SHORT PROBLEM:
Exactly as written, please set down all of the entries again, with no pictures.

RECORD LIST:
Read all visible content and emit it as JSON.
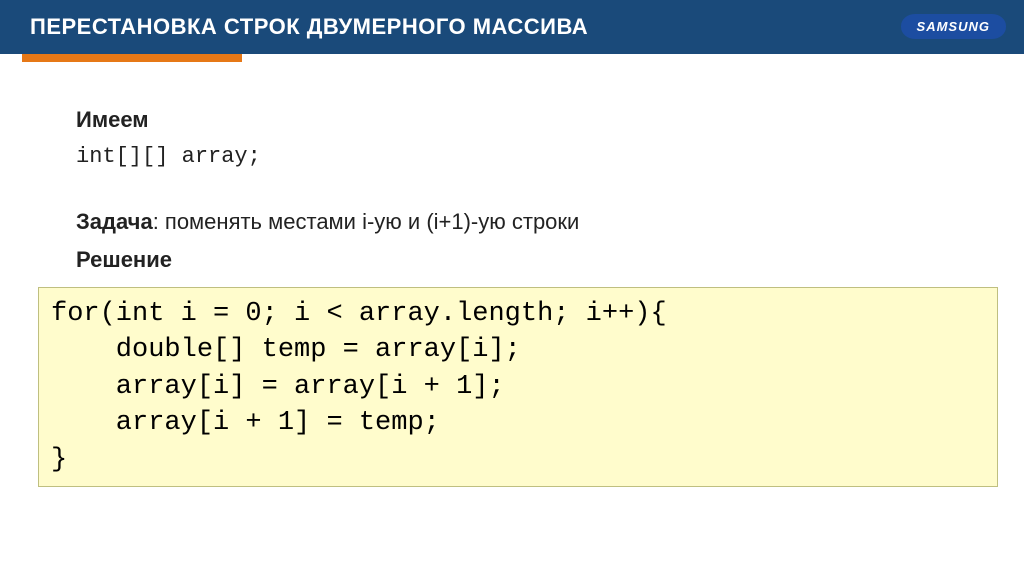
{
  "header": {
    "title": "ПЕРЕСТАНОВКА СТРОК ДВУМЕРНОГО МАССИВА",
    "logo": "SAMSUNG"
  },
  "content": {
    "have_label": "Имеем",
    "declaration": "int[][] array;",
    "task_label": "Задача",
    "task_text": ": поменять местами i-ую и (i+1)-ую строки",
    "solution_label": "Решение"
  },
  "code": "for(int i = 0; i < array.length; i++){\n    double[] temp = array[i];\n    array[i] = array[i + 1];\n    array[i + 1] = temp;\n}"
}
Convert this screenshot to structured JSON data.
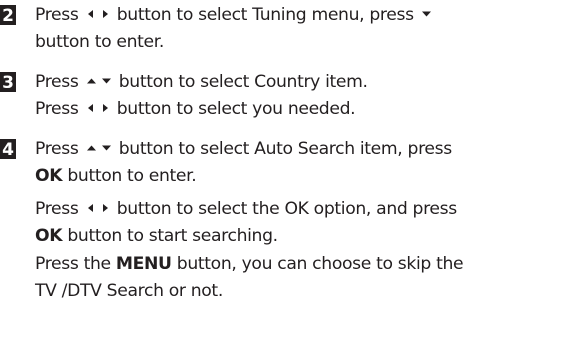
{
  "steps": [
    {
      "number": "2",
      "lines": [
        [
          {
            "t": "Press "
          },
          {
            "icon": "arrow-left-icon"
          },
          {
            "icon": "arrow-right-icon"
          },
          {
            "t": " button to select Tuning menu, press "
          },
          {
            "icon": "arrow-down-icon"
          }
        ],
        [
          {
            "t": "button to enter."
          }
        ]
      ]
    },
    {
      "number": "3",
      "lines": [
        [
          {
            "t": "Press "
          },
          {
            "icon": "arrow-up-icon"
          },
          {
            "icon": "arrow-down-icon"
          },
          {
            "t": " button to select Country item."
          }
        ],
        [
          {
            "t": "Press "
          },
          {
            "icon": "arrow-left-icon"
          },
          {
            "icon": "arrow-right-icon"
          },
          {
            "t": " button to select you needed."
          }
        ]
      ]
    },
    {
      "number": "4",
      "lines": [
        [
          {
            "t": "Press "
          },
          {
            "icon": "arrow-up-icon"
          },
          {
            "icon": "arrow-down-icon"
          },
          {
            "t": " button to select Auto Search item, press"
          }
        ],
        [
          {
            "t": "OK",
            "b": true
          },
          {
            "t": " button to enter."
          }
        ],
        [
          {
            "t": "Press "
          },
          {
            "icon": "arrow-left-icon"
          },
          {
            "icon": "arrow-right-icon"
          },
          {
            "t": " button to select the OK option, and press"
          }
        ],
        [
          {
            "t": "OK",
            "b": true
          },
          {
            "t": " button to start searching."
          }
        ],
        [
          {
            "t": "Press the "
          },
          {
            "t": "MENU",
            "b": true
          },
          {
            "t": " button, you can choose to skip the"
          }
        ],
        [
          {
            "t": "TV /DTV Search or not."
          }
        ]
      ]
    }
  ]
}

SOLUTION TO THIS TASK:
Read all visible content and emit it as JSON.
{
  "header": {
    "title": "ПЕРЕСТАНОВКА СТРОК ДВУМЕРНОГО МАССИВА",
    "logo": "SAMSUNG"
  },
  "content": {
    "have_label": "Имеем",
    "declaration": "int[][] array;",
    "task_label": "Задача",
    "task_text": ": поменять местами i-ую и (i+1)-ую строки",
    "solution_label": "Решение"
  },
  "code": "for(int i = 0; i < array.length; i++){\n    double[] temp = array[i];\n    array[i] = array[i + 1];\n    array[i + 1] = temp;\n}"
}
Convert this screenshot to structured JSON data.
{
  "steps": [
    {
      "number": "2",
      "lines": [
        [
          {
            "t": "Press "
          },
          {
            "icon": "arrow-left-icon"
          },
          {
            "icon": "arrow-right-icon"
          },
          {
            "t": " button to select Tuning menu, press "
          },
          {
            "icon": "arrow-down-icon"
          }
        ],
        [
          {
            "t": "button to enter."
          }
        ]
      ]
    },
    {
      "number": "3",
      "lines": [
        [
          {
            "t": "Press "
          },
          {
            "icon": "arrow-up-icon"
          },
          {
            "icon": "arrow-down-icon"
          },
          {
            "t": " button to select Country item."
          }
        ],
        [
          {
            "t": "Press "
          },
          {
            "icon": "arrow-left-icon"
          },
          {
            "icon": "arrow-right-icon"
          },
          {
            "t": " button to select you needed."
          }
        ]
      ]
    },
    {
      "number": "4",
      "lines": [
        [
          {
            "t": "Press "
          },
          {
            "icon": "arrow-up-icon"
          },
          {
            "icon": "arrow-down-icon"
          },
          {
            "t": " button to select Auto Search item, press"
          }
        ],
        [
          {
            "t": "OK",
            "b": true
          },
          {
            "t": " button to enter."
          }
        ],
        [
          {
            "t": "Press "
          },
          {
            "icon": "arrow-left-icon"
          },
          {
            "icon": "arrow-right-icon"
          },
          {
            "t": " button to select the OK option, and press"
          }
        ],
        [
          {
            "t": "OK",
            "b": true
          },
          {
            "t": " button to start searching."
          }
        ],
        [
          {
            "t": "Press the "
          },
          {
            "t": "MENU",
            "b": true
          },
          {
            "t": " button, you can choose to skip the"
          }
        ],
        [
          {
            "t": "TV /DTV Search or not."
          }
        ]
      ]
    }
  ]
}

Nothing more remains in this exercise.